What is expected
The records underneath are to be repeated exactly, with the pictures left out.

Data for this task
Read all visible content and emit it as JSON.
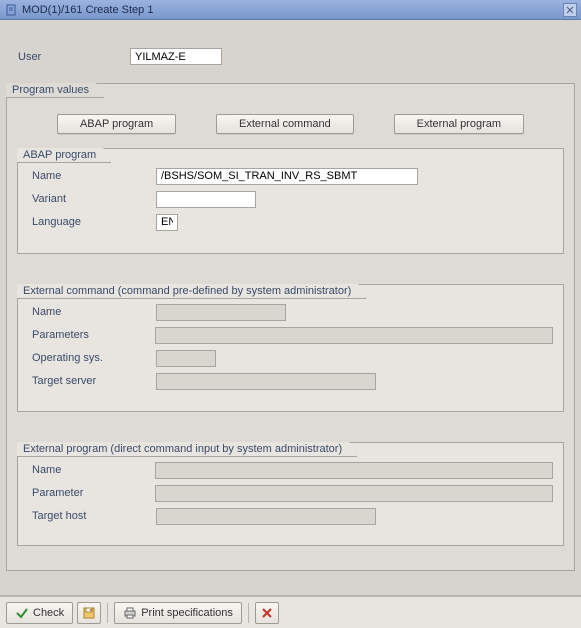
{
  "title": "MOD(1)/161 Create Step 1",
  "user": {
    "label": "User",
    "value": "YILMAZ-E"
  },
  "groups": {
    "program_values": "Program values",
    "abap": "ABAP program",
    "ext_cmd": "External command (command pre-defined by system administrator)",
    "ext_prog": "External program (direct command input by system administrator)"
  },
  "buttons": {
    "abap": "ABAP program",
    "ext_cmd": "External command",
    "ext_prog": "External program"
  },
  "abap": {
    "name_label": "Name",
    "name_value": "/BSHS/SOM_SI_TRAN_INV_RS_SBMT",
    "variant_label": "Variant",
    "variant_value": "",
    "language_label": "Language",
    "language_value": "EN"
  },
  "extcmd": {
    "name_label": "Name",
    "name_value": "",
    "params_label": "Parameters",
    "params_value": "",
    "os_label": "Operating sys.",
    "os_value": "",
    "target_label": "Target server",
    "target_value": ""
  },
  "extprog": {
    "name_label": "Name",
    "name_value": "",
    "param_label": "Parameter",
    "param_value": "",
    "host_label": "Target host",
    "host_value": ""
  },
  "toolbar": {
    "check": "Check",
    "print_spec": "Print specifications"
  }
}
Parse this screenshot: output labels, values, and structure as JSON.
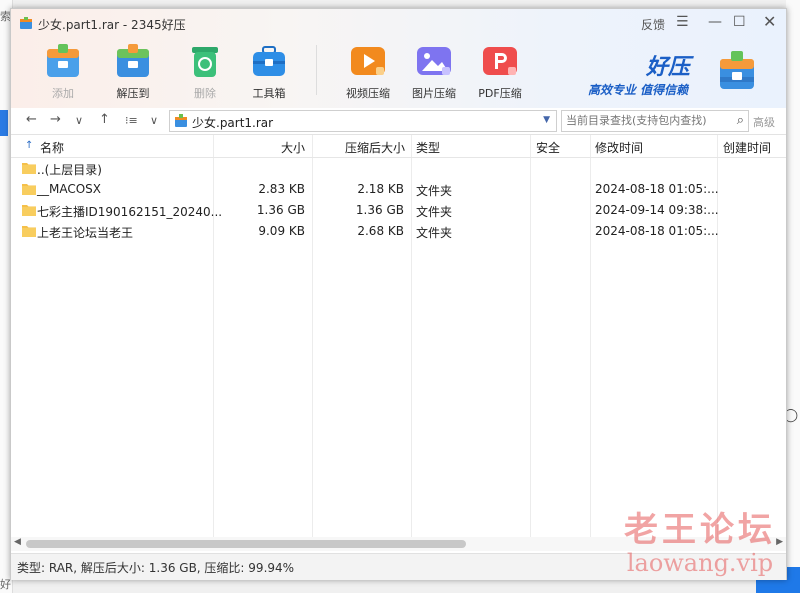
{
  "background": {
    "left_glyph_top": "索",
    "left_glyph_bottom": "好",
    "right_glyph": "◯"
  },
  "window": {
    "title": "少女.part1.rar - 2345好压",
    "feedback": "反馈",
    "menu_icon": "☰",
    "minimize_icon": "—",
    "maximize_icon": "☐",
    "close_icon": "✕"
  },
  "toolbar": [
    {
      "label": "添加",
      "icon": "add-icon",
      "color": "#4a9fe8",
      "disabled": true
    },
    {
      "label": "解压到",
      "icon": "extract-icon",
      "color": "#3a8fe0",
      "disabled": false
    },
    {
      "label": "删除",
      "icon": "recycle-icon",
      "color": "#3cc07a",
      "disabled": true
    },
    {
      "label": "工具箱",
      "icon": "toolbox-icon",
      "color": "#2e8ee6",
      "disabled": false
    },
    {
      "label": "视频压缩",
      "icon": "video-compress-icon",
      "color": "#f28a1e",
      "disabled": false
    },
    {
      "label": "图片压缩",
      "icon": "image-compress-icon",
      "color": "#7e74f0",
      "disabled": false
    },
    {
      "label": "PDF压缩",
      "icon": "pdf-compress-icon",
      "color": "#ef4d4d",
      "disabled": false
    }
  ],
  "brand": {
    "name": "好压",
    "slogan": "高效专业 值得信赖"
  },
  "nav": {
    "back": "←",
    "forward": "→",
    "history": "∨",
    "up": "↑",
    "view": "⁝≡",
    "view_dd": "∨",
    "path": "少女.part1.rar",
    "path_dropdown": "▼",
    "search_placeholder": "当前目录查找(支持包内查找)",
    "search_icon": "⌕",
    "advanced": "高级"
  },
  "columns": {
    "sort_icon": "↑",
    "name": "名称",
    "size": "大小",
    "packed": "压缩后大小",
    "type": "类型",
    "security": "安全",
    "modified": "修改时间",
    "created": "创建时间"
  },
  "rows": [
    {
      "name": "..(上层目录)",
      "size": "",
      "packed": "",
      "type": "",
      "security": "",
      "modified": ""
    },
    {
      "name": "__MACOSX",
      "size": "2.83 KB",
      "packed": "2.18 KB",
      "type": "文件夹",
      "security": "",
      "modified": "2024-08-18 01:05:..."
    },
    {
      "name": "七彩主播ID190162151_20240...",
      "size": "1.36 GB",
      "packed": "1.36 GB",
      "type": "文件夹",
      "security": "",
      "modified": "2024-09-14 09:38:..."
    },
    {
      "name": "上老王论坛当老王",
      "size": "9.09 KB",
      "packed": "2.68 KB",
      "type": "文件夹",
      "security": "",
      "modified": "2024-08-18 01:05:..."
    }
  ],
  "scrollbar": {
    "left": "◀",
    "right": "▶"
  },
  "status": "类型: RAR, 解压后大小: 1.36 GB, 压缩比: 99.94%",
  "watermark": {
    "line1": "老王论坛",
    "line2": "laowang.vip"
  }
}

The response
Read all visible content and emit it as JSON.
{
  "title": "MOD(1)/161 Create Step 1",
  "user": {
    "label": "User",
    "value": "YILMAZ-E"
  },
  "groups": {
    "program_values": "Program values",
    "abap": "ABAP program",
    "ext_cmd": "External command (command pre-defined by system administrator)",
    "ext_prog": "External program (direct command input by system administrator)"
  },
  "buttons": {
    "abap": "ABAP program",
    "ext_cmd": "External command",
    "ext_prog": "External program"
  },
  "abap": {
    "name_label": "Name",
    "name_value": "/BSHS/SOM_SI_TRAN_INV_RS_SBMT",
    "variant_label": "Variant",
    "variant_value": "",
    "language_label": "Language",
    "language_value": "EN"
  },
  "extcmd": {
    "name_label": "Name",
    "name_value": "",
    "params_label": "Parameters",
    "params_value": "",
    "os_label": "Operating sys.",
    "os_value": "",
    "target_label": "Target server",
    "target_value": ""
  },
  "extprog": {
    "name_label": "Name",
    "name_value": "",
    "param_label": "Parameter",
    "param_value": "",
    "host_label": "Target host",
    "host_value": ""
  },
  "toolbar": {
    "check": "Check",
    "print_spec": "Print specifications"
  }
}
Parse this screenshot: output labels, values, and structure as JSON.
{
  "background": {
    "left_glyph_top": "索",
    "left_glyph_bottom": "好",
    "right_glyph": "◯"
  },
  "window": {
    "title": "少女.part1.rar - 2345好压",
    "feedback": "反馈",
    "menu_icon": "☰",
    "minimize_icon": "—",
    "maximize_icon": "☐",
    "close_icon": "✕"
  },
  "toolbar": [
    {
      "label": "添加",
      "icon": "add-icon",
      "color": "#4a9fe8",
      "disabled": true
    },
    {
      "label": "解压到",
      "icon": "extract-icon",
      "color": "#3a8fe0",
      "disabled": false
    },
    {
      "label": "删除",
      "icon": "recycle-icon",
      "color": "#3cc07a",
      "disabled": true
    },
    {
      "label": "工具箱",
      "icon": "toolbox-icon",
      "color": "#2e8ee6",
      "disabled": false
    },
    {
      "label": "视频压缩",
      "icon": "video-compress-icon",
      "color": "#f28a1e",
      "disabled": false
    },
    {
      "label": "图片压缩",
      "icon": "image-compress-icon",
      "color": "#7e74f0",
      "disabled": false
    },
    {
      "label": "PDF压缩",
      "icon": "pdf-compress-icon",
      "color": "#ef4d4d",
      "disabled": false
    }
  ],
  "brand": {
    "name": "好压",
    "slogan": "高效专业 值得信赖"
  },
  "nav": {
    "back": "←",
    "forward": "→",
    "history": "∨",
    "up": "↑",
    "view": "⁝≡",
    "view_dd": "∨",
    "path": "少女.part1.rar",
    "path_dropdown": "▼",
    "search_placeholder": "当前目录查找(支持包内查找)",
    "search_icon": "⌕",
    "advanced": "高级"
  },
  "columns": {
    "sort_icon": "↑",
    "name": "名称",
    "size": "大小",
    "packed": "压缩后大小",
    "type": "类型",
    "security": "安全",
    "modified": "修改时间",
    "created": "创建时间"
  },
  "rows": [
    {
      "name": "..(上层目录)",
      "size": "",
      "packed": "",
      "type": "",
      "security": "",
      "modified": ""
    },
    {
      "name": "__MACOSX",
      "size": "2.83 KB",
      "packed": "2.18 KB",
      "type": "文件夹",
      "security": "",
      "modified": "2024-08-18 01:05:..."
    },
    {
      "name": "七彩主播ID190162151_20240...",
      "size": "1.36 GB",
      "packed": "1.36 GB",
      "type": "文件夹",
      "security": "",
      "modified": "2024-09-14 09:38:..."
    },
    {
      "name": "上老王论坛当老王",
      "size": "9.09 KB",
      "packed": "2.68 KB",
      "type": "文件夹",
      "security": "",
      "modified": "2024-08-18 01:05:..."
    }
  ],
  "scrollbar": {
    "left": "◀",
    "right": "▶"
  },
  "status": "类型: RAR, 解压后大小: 1.36 GB, 压缩比: 99.94%",
  "watermark": {
    "line1": "老王论坛",
    "line2": "laowang.vip"
  }
}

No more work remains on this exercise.